# Start of Records for this task
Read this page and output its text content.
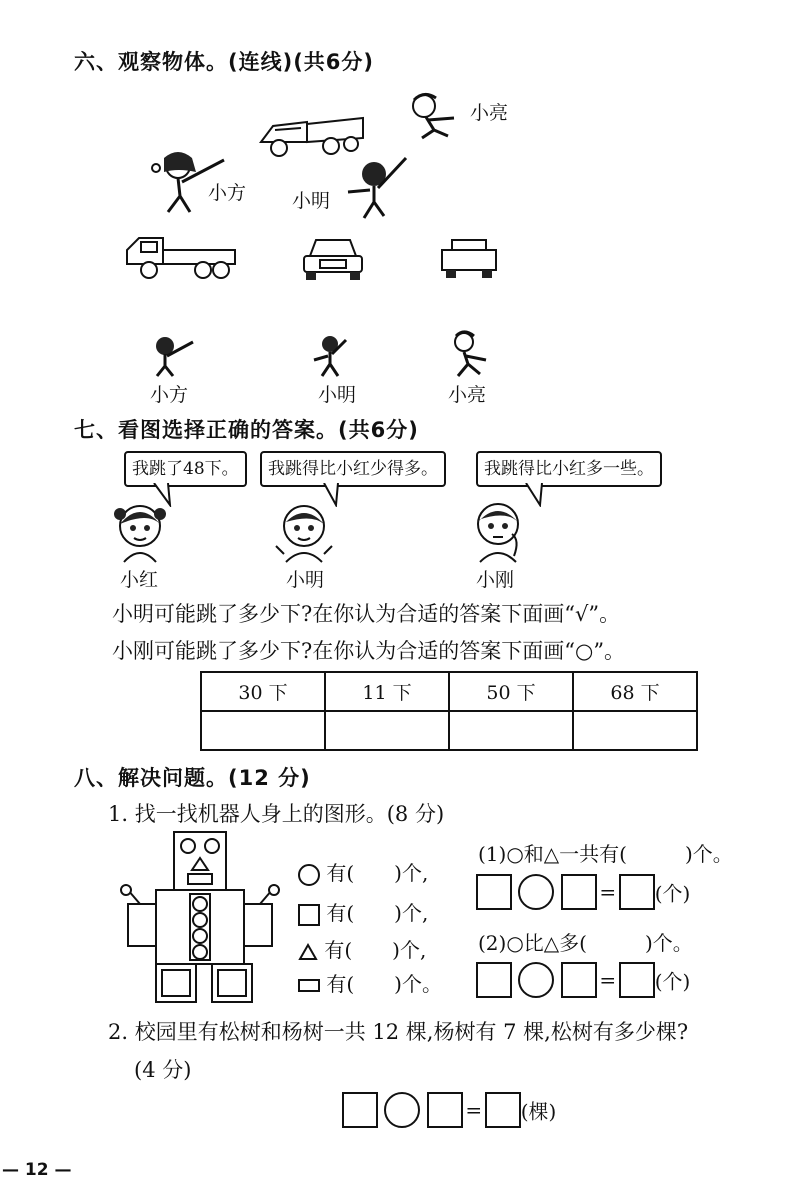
六、观察物体。(连线)(共6分)
小亮
小方 小明
小方	小明	小亮
七、看图选择正确的答案。(共6分)
我跳了48下。	我跳得比小红少得多。	我跳得比小红多一些。
小红	小明	小刚
小明可能跳了多少下?在你认为合适的答案下面画“√”。
小刚可能跳了多少下?在你认为合适的答案下面画“○”。
30 下	11 下	50 下	68 下

八、解决问题。(12 分)
1. 找一找机器人身上的图形。(8 分)
有( )个,
有( )个,
有( )个,
有( )个。
(1)○和△一共有(	)个。
= (个)
(2)○比△多(	)个。
= (个)
2. 校园里有松树和杨树一共 12 棵,杨树有 7 棵,松树有多少棵?
(4 分)
= (棵)
— 12 —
# End of Records for this task
Objective:
Pick out the lines that include the word "在你认为合适的答案下面画" and write them out.

Answer below:
小明可能跳了多少下?在你认为合适的答案下面画“√”。
小刚可能跳了多少下?在你认为合适的答案下面画“○”。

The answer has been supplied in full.